= Given exercise =
Your task is to reproduce exactly the lines from the line with "Type out the text in this image." through the end of the records below.

--- start Task inputs ---

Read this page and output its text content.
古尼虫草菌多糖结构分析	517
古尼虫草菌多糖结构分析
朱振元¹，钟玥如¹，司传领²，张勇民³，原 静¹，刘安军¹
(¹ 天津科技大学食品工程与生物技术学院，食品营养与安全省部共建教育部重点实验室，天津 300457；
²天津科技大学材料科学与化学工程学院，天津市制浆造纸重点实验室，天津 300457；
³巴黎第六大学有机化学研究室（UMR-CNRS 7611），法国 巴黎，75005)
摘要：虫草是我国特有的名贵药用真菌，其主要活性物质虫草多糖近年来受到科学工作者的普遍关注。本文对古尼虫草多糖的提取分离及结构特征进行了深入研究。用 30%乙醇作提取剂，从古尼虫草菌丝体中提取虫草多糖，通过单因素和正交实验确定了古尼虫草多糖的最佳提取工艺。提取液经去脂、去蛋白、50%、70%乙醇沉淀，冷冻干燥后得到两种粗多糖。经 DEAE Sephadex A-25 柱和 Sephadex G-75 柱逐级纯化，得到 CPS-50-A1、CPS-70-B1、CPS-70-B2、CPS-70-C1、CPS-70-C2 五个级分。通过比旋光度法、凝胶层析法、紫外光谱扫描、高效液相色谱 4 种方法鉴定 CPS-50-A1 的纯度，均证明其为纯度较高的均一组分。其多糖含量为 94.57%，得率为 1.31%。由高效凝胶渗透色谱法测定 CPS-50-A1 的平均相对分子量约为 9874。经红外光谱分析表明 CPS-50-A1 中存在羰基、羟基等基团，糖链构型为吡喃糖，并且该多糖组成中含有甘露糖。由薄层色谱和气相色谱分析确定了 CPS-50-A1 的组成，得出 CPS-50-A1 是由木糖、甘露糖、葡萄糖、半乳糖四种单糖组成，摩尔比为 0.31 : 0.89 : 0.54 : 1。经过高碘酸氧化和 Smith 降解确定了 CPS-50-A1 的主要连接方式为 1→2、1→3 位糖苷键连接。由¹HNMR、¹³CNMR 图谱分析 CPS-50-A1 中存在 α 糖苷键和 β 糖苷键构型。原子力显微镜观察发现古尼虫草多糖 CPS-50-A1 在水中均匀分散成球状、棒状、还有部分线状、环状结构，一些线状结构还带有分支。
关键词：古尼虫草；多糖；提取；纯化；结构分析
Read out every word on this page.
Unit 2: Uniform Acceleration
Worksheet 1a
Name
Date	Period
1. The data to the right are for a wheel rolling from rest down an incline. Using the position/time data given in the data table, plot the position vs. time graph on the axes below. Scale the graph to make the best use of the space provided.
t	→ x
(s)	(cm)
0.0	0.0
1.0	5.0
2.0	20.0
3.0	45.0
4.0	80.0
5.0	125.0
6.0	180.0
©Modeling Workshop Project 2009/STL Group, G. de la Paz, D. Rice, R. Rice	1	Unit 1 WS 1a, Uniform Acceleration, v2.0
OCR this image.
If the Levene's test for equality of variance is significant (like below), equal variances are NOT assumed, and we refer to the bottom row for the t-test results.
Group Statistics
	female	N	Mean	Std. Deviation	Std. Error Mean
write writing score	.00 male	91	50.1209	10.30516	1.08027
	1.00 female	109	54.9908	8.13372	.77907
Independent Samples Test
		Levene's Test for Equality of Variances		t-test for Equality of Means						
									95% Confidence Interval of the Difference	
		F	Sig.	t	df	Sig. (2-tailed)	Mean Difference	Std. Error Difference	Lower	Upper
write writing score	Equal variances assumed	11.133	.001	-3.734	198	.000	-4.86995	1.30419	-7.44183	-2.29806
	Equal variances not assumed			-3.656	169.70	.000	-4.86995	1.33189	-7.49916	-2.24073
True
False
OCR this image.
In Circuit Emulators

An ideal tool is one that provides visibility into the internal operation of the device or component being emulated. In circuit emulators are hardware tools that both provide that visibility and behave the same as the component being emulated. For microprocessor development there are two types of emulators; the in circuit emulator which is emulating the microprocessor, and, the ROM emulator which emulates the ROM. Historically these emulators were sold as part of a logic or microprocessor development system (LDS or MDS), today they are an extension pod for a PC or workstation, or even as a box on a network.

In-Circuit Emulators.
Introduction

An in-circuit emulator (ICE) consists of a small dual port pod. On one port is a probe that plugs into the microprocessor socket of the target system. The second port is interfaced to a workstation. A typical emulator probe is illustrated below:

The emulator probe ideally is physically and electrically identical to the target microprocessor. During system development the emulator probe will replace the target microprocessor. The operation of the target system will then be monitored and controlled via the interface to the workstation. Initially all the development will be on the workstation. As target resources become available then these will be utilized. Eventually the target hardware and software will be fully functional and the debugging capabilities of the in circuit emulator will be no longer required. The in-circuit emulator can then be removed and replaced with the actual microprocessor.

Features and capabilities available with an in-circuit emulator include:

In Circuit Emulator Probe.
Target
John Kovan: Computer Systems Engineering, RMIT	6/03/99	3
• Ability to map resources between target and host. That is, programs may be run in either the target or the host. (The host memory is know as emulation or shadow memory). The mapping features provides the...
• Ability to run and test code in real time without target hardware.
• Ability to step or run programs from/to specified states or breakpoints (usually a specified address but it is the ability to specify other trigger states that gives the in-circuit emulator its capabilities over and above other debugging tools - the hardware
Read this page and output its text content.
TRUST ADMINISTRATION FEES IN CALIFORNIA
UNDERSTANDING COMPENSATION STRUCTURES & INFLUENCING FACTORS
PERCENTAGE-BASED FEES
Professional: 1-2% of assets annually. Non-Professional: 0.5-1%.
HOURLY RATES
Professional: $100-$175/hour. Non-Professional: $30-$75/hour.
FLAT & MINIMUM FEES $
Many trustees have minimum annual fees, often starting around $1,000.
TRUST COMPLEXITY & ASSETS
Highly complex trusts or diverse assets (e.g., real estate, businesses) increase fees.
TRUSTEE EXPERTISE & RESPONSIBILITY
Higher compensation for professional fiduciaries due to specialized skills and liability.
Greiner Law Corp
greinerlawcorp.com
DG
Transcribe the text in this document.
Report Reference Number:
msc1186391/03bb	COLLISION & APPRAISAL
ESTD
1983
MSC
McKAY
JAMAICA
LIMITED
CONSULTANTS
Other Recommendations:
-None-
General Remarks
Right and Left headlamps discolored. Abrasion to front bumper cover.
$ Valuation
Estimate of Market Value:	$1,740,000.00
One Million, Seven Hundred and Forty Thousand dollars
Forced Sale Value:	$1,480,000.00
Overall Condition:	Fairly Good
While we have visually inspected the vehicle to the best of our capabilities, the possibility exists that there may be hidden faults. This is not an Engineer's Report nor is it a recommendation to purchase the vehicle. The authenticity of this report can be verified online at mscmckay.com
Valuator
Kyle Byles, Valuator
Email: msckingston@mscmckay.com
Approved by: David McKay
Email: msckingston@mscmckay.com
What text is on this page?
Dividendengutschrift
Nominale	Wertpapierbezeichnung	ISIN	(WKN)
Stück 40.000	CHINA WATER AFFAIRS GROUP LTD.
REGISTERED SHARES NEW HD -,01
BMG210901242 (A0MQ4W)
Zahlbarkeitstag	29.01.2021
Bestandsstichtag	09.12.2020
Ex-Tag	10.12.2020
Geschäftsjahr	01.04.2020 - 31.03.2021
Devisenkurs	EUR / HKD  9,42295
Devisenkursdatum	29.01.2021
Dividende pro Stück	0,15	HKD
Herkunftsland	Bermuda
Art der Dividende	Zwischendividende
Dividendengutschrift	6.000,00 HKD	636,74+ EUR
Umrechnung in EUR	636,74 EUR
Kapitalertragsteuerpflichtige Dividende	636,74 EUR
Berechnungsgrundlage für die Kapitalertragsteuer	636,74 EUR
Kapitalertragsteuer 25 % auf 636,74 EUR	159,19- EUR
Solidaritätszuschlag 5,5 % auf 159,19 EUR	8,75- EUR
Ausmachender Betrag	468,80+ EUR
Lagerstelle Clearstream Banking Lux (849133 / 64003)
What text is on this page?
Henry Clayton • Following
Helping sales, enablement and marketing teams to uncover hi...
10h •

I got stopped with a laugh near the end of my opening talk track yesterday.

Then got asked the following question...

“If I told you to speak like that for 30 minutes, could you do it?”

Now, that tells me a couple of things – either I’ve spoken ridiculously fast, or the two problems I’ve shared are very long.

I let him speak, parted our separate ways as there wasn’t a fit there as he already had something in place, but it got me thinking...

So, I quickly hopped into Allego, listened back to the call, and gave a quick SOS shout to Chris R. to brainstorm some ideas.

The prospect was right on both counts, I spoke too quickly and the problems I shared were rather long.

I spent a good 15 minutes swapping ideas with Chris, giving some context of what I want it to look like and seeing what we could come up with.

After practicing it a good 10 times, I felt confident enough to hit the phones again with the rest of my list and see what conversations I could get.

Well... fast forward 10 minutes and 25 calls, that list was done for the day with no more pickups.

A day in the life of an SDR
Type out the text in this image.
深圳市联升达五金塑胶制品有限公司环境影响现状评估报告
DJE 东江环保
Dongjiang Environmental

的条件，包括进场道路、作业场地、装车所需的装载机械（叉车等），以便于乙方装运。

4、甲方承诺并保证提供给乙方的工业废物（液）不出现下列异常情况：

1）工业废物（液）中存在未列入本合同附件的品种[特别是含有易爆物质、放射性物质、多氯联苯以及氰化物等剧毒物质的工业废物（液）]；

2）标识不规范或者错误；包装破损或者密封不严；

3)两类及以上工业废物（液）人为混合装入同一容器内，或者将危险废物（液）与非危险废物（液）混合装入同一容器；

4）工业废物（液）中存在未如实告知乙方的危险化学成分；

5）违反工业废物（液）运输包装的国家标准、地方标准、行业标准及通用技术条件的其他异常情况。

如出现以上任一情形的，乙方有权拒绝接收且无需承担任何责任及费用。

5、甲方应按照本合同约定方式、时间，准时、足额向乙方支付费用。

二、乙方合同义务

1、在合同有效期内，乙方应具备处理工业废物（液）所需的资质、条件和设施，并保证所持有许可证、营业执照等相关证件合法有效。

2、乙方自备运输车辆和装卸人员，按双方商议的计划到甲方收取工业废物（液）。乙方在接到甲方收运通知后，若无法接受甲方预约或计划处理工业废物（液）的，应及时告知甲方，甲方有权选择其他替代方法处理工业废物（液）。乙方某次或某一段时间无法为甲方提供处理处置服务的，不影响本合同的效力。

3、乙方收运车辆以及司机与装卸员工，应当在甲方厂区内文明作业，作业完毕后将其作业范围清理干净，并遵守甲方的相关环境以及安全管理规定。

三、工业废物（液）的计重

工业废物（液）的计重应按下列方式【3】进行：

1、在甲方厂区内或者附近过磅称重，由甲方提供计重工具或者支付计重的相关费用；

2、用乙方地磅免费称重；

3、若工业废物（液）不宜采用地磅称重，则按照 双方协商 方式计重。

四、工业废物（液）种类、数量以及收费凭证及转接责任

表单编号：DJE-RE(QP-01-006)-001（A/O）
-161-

--- end Task inputs ---

= Output below =
Type out the text in this image.
深圳市联升达五金塑胶制品有限公司环境影响现状评估报告
DJE 东江环保
Dongjiang Environmental

的条件，包括进场道路、作业场地、装车所需的装载机械（叉车等），以便于乙方装运。

4、甲方承诺并保证提供给乙方的工业废物（液）不出现下列异常情况：

1）工业废物（液）中存在未列入本合同附件的品种[特别是含有易爆物质、放射性物质、多氯联苯以及氰化物等剧毒物质的工业废物（液）]；

2）标识不规范或者错误；包装破损或者密封不严；

3)两类及以上工业废物（液）人为混合装入同一容器内，或者将危险废物（液）与非危险废物（液）混合装入同一容器；

4）工业废物（液）中存在未如实告知乙方的危险化学成分；

5）违反工业废物（液）运输包装的国家标准、地方标准、行业标准及通用技术条件的其他异常情况。

如出现以上任一情形的，乙方有权拒绝接收且无需承担任何责任及费用。

5、甲方应按照本合同约定方式、时间，准时、足额向乙方支付费用。

二、乙方合同义务

1、在合同有效期内，乙方应具备处理工业废物（液）所需的资质、条件和设施，并保证所持有许可证、营业执照等相关证件合法有效。

2、乙方自备运输车辆和装卸人员，按双方商议的计划到甲方收取工业废物（液）。乙方在接到甲方收运通知后，若无法接受甲方预约或计划处理工业废物（液）的，应及时告知甲方，甲方有权选择其他替代方法处理工业废物（液）。乙方某次或某一段时间无法为甲方提供处理处置服务的，不影响本合同的效力。

3、乙方收运车辆以及司机与装卸员工，应当在甲方厂区内文明作业，作业完毕后将其作业范围清理干净，并遵守甲方的相关环境以及安全管理规定。

三、工业废物（液）的计重

工业废物（液）的计重应按下列方式【3】进行：

1、在甲方厂区内或者附近过磅称重，由甲方提供计重工具或者支付计重的相关费用；

2、用乙方地磅免费称重；

3、若工业废物（液）不宜采用地磅称重，则按照 双方协商 方式计重。

四、工业废物（液）种类、数量以及收费凭证及转接责任

表单编号：DJE-RE(QP-01-006)-001（A/O）
-161-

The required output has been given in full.